THE REQUEST: Print out every line, exactly as written.

SUPPLIED RECORDS:

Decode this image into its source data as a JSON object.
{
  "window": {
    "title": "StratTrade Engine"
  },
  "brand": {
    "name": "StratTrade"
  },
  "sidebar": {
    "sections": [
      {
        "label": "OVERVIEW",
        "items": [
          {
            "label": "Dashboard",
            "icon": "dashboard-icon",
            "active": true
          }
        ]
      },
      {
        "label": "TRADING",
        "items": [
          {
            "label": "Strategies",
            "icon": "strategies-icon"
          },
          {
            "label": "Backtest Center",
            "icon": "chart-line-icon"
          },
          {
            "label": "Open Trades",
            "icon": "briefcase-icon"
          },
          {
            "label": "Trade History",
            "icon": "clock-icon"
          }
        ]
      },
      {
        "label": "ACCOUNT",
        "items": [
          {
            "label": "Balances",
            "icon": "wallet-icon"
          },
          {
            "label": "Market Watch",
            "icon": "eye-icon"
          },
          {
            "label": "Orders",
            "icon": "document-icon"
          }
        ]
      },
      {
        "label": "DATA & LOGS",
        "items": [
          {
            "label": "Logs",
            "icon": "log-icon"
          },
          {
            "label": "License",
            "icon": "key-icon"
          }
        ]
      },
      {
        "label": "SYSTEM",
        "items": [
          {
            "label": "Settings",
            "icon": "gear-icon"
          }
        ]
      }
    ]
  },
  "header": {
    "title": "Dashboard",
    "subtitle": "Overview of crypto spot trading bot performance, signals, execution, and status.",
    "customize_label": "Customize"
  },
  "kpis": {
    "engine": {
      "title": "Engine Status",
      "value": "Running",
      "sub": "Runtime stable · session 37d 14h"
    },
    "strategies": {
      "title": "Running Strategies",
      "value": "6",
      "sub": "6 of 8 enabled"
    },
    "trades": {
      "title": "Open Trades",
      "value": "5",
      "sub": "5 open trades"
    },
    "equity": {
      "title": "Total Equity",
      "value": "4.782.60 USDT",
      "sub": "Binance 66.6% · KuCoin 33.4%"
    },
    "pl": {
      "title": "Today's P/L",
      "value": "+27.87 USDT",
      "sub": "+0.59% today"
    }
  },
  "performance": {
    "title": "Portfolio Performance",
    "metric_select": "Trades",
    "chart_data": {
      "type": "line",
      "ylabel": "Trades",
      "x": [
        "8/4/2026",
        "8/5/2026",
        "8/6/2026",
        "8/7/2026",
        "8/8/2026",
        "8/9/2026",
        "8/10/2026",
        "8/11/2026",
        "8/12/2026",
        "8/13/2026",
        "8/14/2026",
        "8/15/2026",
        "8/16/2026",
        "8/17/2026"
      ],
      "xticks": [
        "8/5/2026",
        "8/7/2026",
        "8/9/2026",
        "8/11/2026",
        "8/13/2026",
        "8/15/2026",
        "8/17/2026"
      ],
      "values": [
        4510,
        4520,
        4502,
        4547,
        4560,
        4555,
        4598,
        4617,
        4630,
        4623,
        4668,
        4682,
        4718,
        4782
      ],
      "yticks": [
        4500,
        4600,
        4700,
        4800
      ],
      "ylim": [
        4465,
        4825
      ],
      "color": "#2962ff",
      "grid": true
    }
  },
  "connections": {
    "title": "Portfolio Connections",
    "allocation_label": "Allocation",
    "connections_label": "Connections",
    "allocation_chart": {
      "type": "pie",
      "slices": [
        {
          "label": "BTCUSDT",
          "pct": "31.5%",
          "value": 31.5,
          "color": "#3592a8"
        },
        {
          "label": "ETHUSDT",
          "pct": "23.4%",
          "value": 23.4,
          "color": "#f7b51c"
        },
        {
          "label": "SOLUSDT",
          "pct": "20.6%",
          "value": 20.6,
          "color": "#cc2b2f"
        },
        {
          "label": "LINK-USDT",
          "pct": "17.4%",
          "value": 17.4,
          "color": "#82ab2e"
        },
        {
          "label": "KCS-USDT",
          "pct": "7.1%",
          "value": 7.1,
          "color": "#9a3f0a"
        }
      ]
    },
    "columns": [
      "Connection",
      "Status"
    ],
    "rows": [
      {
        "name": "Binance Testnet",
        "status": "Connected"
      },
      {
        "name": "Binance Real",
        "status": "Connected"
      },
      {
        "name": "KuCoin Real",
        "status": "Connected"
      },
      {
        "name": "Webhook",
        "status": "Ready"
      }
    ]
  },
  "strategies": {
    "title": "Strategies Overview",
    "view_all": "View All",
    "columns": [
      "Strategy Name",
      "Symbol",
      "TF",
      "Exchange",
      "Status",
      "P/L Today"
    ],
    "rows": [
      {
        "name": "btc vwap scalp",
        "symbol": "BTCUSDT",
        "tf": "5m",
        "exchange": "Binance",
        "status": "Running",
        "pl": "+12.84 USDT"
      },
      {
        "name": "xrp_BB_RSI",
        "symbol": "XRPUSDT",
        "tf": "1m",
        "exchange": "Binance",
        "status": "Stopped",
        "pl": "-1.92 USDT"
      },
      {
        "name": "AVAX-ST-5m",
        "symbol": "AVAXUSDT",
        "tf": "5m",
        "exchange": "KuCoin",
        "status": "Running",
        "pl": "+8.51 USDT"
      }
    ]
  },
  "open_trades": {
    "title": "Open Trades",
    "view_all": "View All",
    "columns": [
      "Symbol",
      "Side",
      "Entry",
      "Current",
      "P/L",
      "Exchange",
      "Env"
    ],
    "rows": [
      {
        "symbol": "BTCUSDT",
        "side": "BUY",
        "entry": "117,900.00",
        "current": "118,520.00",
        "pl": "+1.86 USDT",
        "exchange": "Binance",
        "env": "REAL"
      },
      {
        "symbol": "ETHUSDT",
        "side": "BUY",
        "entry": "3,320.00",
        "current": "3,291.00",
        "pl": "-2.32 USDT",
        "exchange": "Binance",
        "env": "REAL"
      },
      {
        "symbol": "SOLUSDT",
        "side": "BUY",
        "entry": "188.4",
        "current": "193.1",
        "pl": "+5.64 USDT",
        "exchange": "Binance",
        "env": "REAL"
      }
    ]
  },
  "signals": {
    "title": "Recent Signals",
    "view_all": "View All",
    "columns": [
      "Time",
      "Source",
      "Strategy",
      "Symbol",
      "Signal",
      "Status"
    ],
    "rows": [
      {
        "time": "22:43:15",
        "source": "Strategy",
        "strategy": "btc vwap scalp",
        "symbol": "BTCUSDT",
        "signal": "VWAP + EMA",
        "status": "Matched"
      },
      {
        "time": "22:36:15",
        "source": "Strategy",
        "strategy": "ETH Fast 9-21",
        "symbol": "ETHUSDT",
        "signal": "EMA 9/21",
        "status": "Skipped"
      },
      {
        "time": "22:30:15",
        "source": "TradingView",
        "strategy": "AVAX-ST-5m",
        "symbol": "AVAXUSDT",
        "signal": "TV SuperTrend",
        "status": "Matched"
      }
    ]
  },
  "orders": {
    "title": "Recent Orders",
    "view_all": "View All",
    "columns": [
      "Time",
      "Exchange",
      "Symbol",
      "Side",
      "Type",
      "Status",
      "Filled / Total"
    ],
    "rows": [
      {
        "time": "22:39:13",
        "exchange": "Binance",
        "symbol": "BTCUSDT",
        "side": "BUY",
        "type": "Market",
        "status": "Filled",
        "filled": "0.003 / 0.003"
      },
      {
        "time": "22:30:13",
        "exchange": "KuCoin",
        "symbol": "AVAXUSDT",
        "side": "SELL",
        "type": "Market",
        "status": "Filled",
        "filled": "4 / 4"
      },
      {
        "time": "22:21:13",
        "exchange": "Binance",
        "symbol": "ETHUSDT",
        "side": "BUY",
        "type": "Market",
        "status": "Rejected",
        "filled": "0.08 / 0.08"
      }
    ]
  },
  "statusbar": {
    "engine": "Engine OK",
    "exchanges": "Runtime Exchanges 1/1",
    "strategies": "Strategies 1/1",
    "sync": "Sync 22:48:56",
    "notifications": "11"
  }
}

RESPONSE TO THIS TASK:
Decode this image into its source data as a JSON object.
{
  "window": {
    "title": "StratTrade Engine"
  },
  "brand": {
    "name": "StratTrade"
  },
  "sidebar": {
    "sections": [
      {
        "label": "OVERVIEW",
        "items": [
          {
            "label": "Dashboard",
            "icon": "dashboard-icon",
            "active": true
          }
        ]
      },
      {
        "label": "TRADING",
        "items": [
          {
            "label": "Strategies",
            "icon": "strategies-icon"
          },
          {
            "label": "Backtest Center",
            "icon": "chart-line-icon"
          },
          {
            "label": "Open Trades",
            "icon": "briefcase-icon"
          },
          {
            "label": "Trade History",
            "icon": "clock-icon"
          }
        ]
      },
      {
        "label": "ACCOUNT",
        "items": [
          {
            "label": "Balances",
            "icon": "wallet-icon"
          },
          {
            "label": "Market Watch",
            "icon": "eye-icon"
          },
          {
            "label": "Orders",
            "icon": "document-icon"
          }
        ]
      },
      {
        "label": "DATA & LOGS",
        "items": [
          {
            "label": "Logs",
            "icon": "log-icon"
          },
          {
            "label": "License",
            "icon": "key-icon"
          }
        ]
      },
      {
        "label": "SYSTEM",
        "items": [
          {
            "label": "Settings",
            "icon": "gear-icon"
          }
        ]
      }
    ]
  },
  "header": {
    "title": "Dashboard",
    "subtitle": "Overview of crypto spot trading bot performance, signals, execution, and status.",
    "customize_label": "Customize"
  },
  "kpis": {
    "engine": {
      "title": "Engine Status",
      "value": "Running",
      "sub": "Runtime stable · session 37d 14h"
    },
    "strategies": {
      "title": "Running Strategies",
      "value": "6",
      "sub": "6 of 8 enabled"
    },
    "trades": {
      "title": "Open Trades",
      "value": "5",
      "sub": "5 open trades"
    },
    "equity": {
      "title": "Total Equity",
      "value": "4.782.60 USDT",
      "sub": "Binance 66.6% · KuCoin 33.4%"
    },
    "pl": {
      "title": "Today's P/L",
      "value": "+27.87 USDT",
      "sub": "+0.59% today"
    }
  },
  "performance": {
    "title": "Portfolio Performance",
    "metric_select": "Trades",
    "chart_data": {
      "type": "line",
      "ylabel": "Trades",
      "x": [
        "8/4/2026",
        "8/5/2026",
        "8/6/2026",
        "8/7/2026",
        "8/8/2026",
        "8/9/2026",
        "8/10/2026",
        "8/11/2026",
        "8/12/2026",
        "8/13/2026",
        "8/14/2026",
        "8/15/2026",
        "8/16/2026",
        "8/17/2026"
      ],
      "xticks": [
        "8/5/2026",
        "8/7/2026",
        "8/9/2026",
        "8/11/2026",
        "8/13/2026",
        "8/15/2026",
        "8/17/2026"
      ],
      "values": [
        4510,
        4520,
        4502,
        4547,
        4560,
        4555,
        4598,
        4617,
        4630,
        4623,
        4668,
        4682,
        4718,
        4782
      ],
      "yticks": [
        4500,
        4600,
        4700,
        4800
      ],
      "ylim": [
        4465,
        4825
      ],
      "color": "#2962ff",
      "grid": true
    }
  },
  "connections": {
    "title": "Portfolio Connections",
    "allocation_label": "Allocation",
    "connections_label": "Connections",
    "allocation_chart": {
      "type": "pie",
      "slices": [
        {
          "label": "BTCUSDT",
          "pct": "31.5%",
          "value": 31.5,
          "color": "#3592a8"
        },
        {
          "label": "ETHUSDT",
          "pct": "23.4%",
          "value": 23.4,
          "color": "#f7b51c"
        },
        {
          "label": "SOLUSDT",
          "pct": "20.6%",
          "value": 20.6,
          "color": "#cc2b2f"
        },
        {
          "label": "LINK-USDT",
          "pct": "17.4%",
          "value": 17.4,
          "color": "#82ab2e"
        },
        {
          "label": "KCS-USDT",
          "pct": "7.1%",
          "value": 7.1,
          "color": "#9a3f0a"
        }
      ]
    },
    "columns": [
      "Connection",
      "Status"
    ],
    "rows": [
      {
        "name": "Binance Testnet",
        "status": "Connected"
      },
      {
        "name": "Binance Real",
        "status": "Connected"
      },
      {
        "name": "KuCoin Real",
        "status": "Connected"
      },
      {
        "name": "Webhook",
        "status": "Ready"
      }
    ]
  },
  "strategies": {
    "title": "Strategies Overview",
    "view_all": "View All",
    "columns": [
      "Strategy Name",
      "Symbol",
      "TF",
      "Exchange",
      "Status",
      "P/L Today"
    ],
    "rows": [
      {
        "name": "btc vwap scalp",
        "symbol": "BTCUSDT",
        "tf": "5m",
        "exchange": "Binance",
        "status": "Running",
        "pl": "+12.84 USDT"
      },
      {
        "name": "xrp_BB_RSI",
        "symbol": "XRPUSDT",
        "tf": "1m",
        "exchange": "Binance",
        "status": "Stopped",
        "pl": "-1.92 USDT"
      },
      {
        "name": "AVAX-ST-5m",
        "symbol": "AVAXUSDT",
        "tf": "5m",
        "exchange": "KuCoin",
        "status": "Running",
        "pl": "+8.51 USDT"
      }
    ]
  },
  "open_trades": {
    "title": "Open Trades",
    "view_all": "View All",
    "columns": [
      "Symbol",
      "Side",
      "Entry",
      "Current",
      "P/L",
      "Exchange",
      "Env"
    ],
    "rows": [
      {
        "symbol": "BTCUSDT",
        "side": "BUY",
        "entry": "117,900.00",
        "current": "118,520.00",
        "pl": "+1.86 USDT",
        "exchange": "Binance",
        "env": "REAL"
      },
      {
        "symbol": "ETHUSDT",
        "side": "BUY",
        "entry": "3,320.00",
        "current": "3,291.00",
        "pl": "-2.32 USDT",
        "exchange": "Binance",
        "env": "REAL"
      },
      {
        "symbol": "SOLUSDT",
        "side": "BUY",
        "entry": "188.4",
        "current": "193.1",
        "pl": "+5.64 USDT",
        "exchange": "Binance",
        "env": "REAL"
      }
    ]
  },
  "signals": {
    "title": "Recent Signals",
    "view_all": "View All",
    "columns": [
      "Time",
      "Source",
      "Strategy",
      "Symbol",
      "Signal",
      "Status"
    ],
    "rows": [
      {
        "time": "22:43:15",
        "source": "Strategy",
        "strategy": "btc vwap scalp",
        "symbol": "BTCUSDT",
        "signal": "VWAP + EMA",
        "status": "Matched"
      },
      {
        "time": "22:36:15",
        "source": "Strategy",
        "strategy": "ETH Fast 9-21",
        "symbol": "ETHUSDT",
        "signal": "EMA 9/21",
        "status": "Skipped"
      },
      {
        "time": "22:30:15",
        "source": "TradingView",
        "strategy": "AVAX-ST-5m",
        "symbol": "AVAXUSDT",
        "signal": "TV SuperTrend",
        "status": "Matched"
      }
    ]
  },
  "orders": {
    "title": "Recent Orders",
    "view_all": "View All",
    "columns": [
      "Time",
      "Exchange",
      "Symbol",
      "Side",
      "Type",
      "Status",
      "Filled / Total"
    ],
    "rows": [
      {
        "time": "22:39:13",
        "exchange": "Binance",
        "symbol": "BTCUSDT",
        "side": "BUY",
        "type": "Market",
        "status": "Filled",
        "filled": "0.003 / 0.003"
      },
      {
        "time": "22:30:13",
        "exchange": "KuCoin",
        "symbol": "AVAXUSDT",
        "side": "SELL",
        "type": "Market",
        "status": "Filled",
        "filled": "4 / 4"
      },
      {
        "time": "22:21:13",
        "exchange": "Binance",
        "symbol": "ETHUSDT",
        "side": "BUY",
        "type": "Market",
        "status": "Rejected",
        "filled": "0.08 / 0.08"
      }
    ]
  },
  "statusbar": {
    "engine": "Engine OK",
    "exchanges": "Runtime Exchanges 1/1",
    "strategies": "Strategies 1/1",
    "sync": "Sync 22:48:56",
    "notifications": "11"
  }
}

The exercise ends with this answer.